--- Exercise goal ---
Reproduce every entry in the listing without alteration.

--- Information provided ---
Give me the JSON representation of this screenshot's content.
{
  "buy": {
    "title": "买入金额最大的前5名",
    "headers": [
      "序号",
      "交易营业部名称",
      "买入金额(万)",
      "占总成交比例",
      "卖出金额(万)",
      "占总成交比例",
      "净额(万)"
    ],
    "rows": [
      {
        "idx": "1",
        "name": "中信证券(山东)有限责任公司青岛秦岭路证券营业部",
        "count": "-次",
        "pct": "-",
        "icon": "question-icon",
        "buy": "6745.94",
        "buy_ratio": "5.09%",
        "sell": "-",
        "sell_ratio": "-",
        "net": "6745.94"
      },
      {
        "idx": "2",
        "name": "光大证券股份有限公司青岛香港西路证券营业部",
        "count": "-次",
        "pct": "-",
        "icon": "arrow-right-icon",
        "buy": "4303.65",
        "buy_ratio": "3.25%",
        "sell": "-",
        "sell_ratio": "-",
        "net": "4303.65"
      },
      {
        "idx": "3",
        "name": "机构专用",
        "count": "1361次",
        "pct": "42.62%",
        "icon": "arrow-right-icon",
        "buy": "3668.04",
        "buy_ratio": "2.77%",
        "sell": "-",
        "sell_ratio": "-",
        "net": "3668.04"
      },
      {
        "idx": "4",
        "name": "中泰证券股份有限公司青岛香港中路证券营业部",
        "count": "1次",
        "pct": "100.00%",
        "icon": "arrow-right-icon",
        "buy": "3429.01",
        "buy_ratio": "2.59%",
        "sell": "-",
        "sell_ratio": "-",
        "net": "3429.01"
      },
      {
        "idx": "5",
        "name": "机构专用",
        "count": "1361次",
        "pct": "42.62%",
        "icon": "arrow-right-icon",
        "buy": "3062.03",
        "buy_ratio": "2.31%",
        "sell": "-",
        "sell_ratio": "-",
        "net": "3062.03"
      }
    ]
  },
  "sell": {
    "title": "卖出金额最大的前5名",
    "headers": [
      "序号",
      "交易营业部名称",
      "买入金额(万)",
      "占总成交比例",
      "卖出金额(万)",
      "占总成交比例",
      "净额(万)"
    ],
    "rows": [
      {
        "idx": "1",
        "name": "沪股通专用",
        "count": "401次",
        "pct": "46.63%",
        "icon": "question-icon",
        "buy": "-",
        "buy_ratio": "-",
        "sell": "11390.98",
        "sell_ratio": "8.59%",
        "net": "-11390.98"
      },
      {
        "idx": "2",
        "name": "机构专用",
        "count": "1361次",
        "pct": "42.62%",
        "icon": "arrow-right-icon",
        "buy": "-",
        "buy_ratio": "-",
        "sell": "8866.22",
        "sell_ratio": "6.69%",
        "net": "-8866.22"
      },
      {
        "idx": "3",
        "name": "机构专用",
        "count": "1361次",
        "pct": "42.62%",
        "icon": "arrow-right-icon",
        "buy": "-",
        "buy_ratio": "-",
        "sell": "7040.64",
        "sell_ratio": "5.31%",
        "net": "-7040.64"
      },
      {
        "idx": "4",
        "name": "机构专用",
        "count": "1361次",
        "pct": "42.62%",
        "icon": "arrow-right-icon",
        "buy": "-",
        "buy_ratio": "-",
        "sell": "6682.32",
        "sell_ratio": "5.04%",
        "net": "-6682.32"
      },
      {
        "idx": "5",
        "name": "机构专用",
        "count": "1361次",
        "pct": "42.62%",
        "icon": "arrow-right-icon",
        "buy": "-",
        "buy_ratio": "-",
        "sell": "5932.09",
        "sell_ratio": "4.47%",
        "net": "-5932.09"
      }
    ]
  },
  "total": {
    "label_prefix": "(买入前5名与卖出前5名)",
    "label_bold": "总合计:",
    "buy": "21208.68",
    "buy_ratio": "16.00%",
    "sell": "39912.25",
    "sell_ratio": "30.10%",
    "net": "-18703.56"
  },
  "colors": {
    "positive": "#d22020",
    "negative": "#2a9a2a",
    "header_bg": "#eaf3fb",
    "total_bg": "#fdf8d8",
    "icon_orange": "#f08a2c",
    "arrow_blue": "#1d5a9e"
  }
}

--- Result for this task ---
Give me the JSON representation of this screenshot's content.
{
  "buy": {
    "title": "买入金额最大的前5名",
    "headers": [
      "序号",
      "交易营业部名称",
      "买入金额(万)",
      "占总成交比例",
      "卖出金额(万)",
      "占总成交比例",
      "净额(万)"
    ],
    "rows": [
      {
        "idx": "1",
        "name": "中信证券(山东)有限责任公司青岛秦岭路证券营业部",
        "count": "-次",
        "pct": "-",
        "icon": "question-icon",
        "buy": "6745.94",
        "buy_ratio": "5.09%",
        "sell": "-",
        "sell_ratio": "-",
        "net": "6745.94"
      },
      {
        "idx": "2",
        "name": "光大证券股份有限公司青岛香港西路证券营业部",
        "count": "-次",
        "pct": "-",
        "icon": "arrow-right-icon",
        "buy": "4303.65",
        "buy_ratio": "3.25%",
        "sell": "-",
        "sell_ratio": "-",
        "net": "4303.65"
      },
      {
        "idx": "3",
        "name": "机构专用",
        "count": "1361次",
        "pct": "42.62%",
        "icon": "arrow-right-icon",
        "buy": "3668.04",
        "buy_ratio": "2.77%",
        "sell": "-",
        "sell_ratio": "-",
        "net": "3668.04"
      },
      {
        "idx": "4",
        "name": "中泰证券股份有限公司青岛香港中路证券营业部",
        "count": "1次",
        "pct": "100.00%",
        "icon": "arrow-right-icon",
        "buy": "3429.01",
        "buy_ratio": "2.59%",
        "sell": "-",
        "sell_ratio": "-",
        "net": "3429.01"
      },
      {
        "idx": "5",
        "name": "机构专用",
        "count": "1361次",
        "pct": "42.62%",
        "icon": "arrow-right-icon",
        "buy": "3062.03",
        "buy_ratio": "2.31%",
        "sell": "-",
        "sell_ratio": "-",
        "net": "3062.03"
      }
    ]
  },
  "sell": {
    "title": "卖出金额最大的前5名",
    "headers": [
      "序号",
      "交易营业部名称",
      "买入金额(万)",
      "占总成交比例",
      "卖出金额(万)",
      "占总成交比例",
      "净额(万)"
    ],
    "rows": [
      {
        "idx": "1",
        "name": "沪股通专用",
        "count": "401次",
        "pct": "46.63%",
        "icon": "question-icon",
        "buy": "-",
        "buy_ratio": "-",
        "sell": "11390.98",
        "sell_ratio": "8.59%",
        "net": "-11390.98"
      },
      {
        "idx": "2",
        "name": "机构专用",
        "count": "1361次",
        "pct": "42.62%",
        "icon": "arrow-right-icon",
        "buy": "-",
        "buy_ratio": "-",
        "sell": "8866.22",
        "sell_ratio": "6.69%",
        "net": "-8866.22"
      },
      {
        "idx": "3",
        "name": "机构专用",
        "count": "1361次",
        "pct": "42.62%",
        "icon": "arrow-right-icon",
        "buy": "-",
        "buy_ratio": "-",
        "sell": "7040.64",
        "sell_ratio": "5.31%",
        "net": "-7040.64"
      },
      {
        "idx": "4",
        "name": "机构专用",
        "count": "1361次",
        "pct": "42.62%",
        "icon": "arrow-right-icon",
        "buy": "-",
        "buy_ratio": "-",
        "sell": "6682.32",
        "sell_ratio": "5.04%",
        "net": "-6682.32"
      },
      {
        "idx": "5",
        "name": "机构专用",
        "count": "1361次",
        "pct": "42.62%",
        "icon": "arrow-right-icon",
        "buy": "-",
        "buy_ratio": "-",
        "sell": "5932.09",
        "sell_ratio": "4.47%",
        "net": "-5932.09"
      }
    ]
  },
  "total": {
    "label_prefix": "(买入前5名与卖出前5名)",
    "label_bold": "总合计:",
    "buy": "21208.68",
    "buy_ratio": "16.00%",
    "sell": "39912.25",
    "sell_ratio": "30.10%",
    "net": "-18703.56"
  },
  "colors": {
    "positive": "#d22020",
    "negative": "#2a9a2a",
    "header_bg": "#eaf3fb",
    "total_bg": "#fdf8d8",
    "icon_orange": "#f08a2c",
    "arrow_blue": "#1d5a9e"
  }
}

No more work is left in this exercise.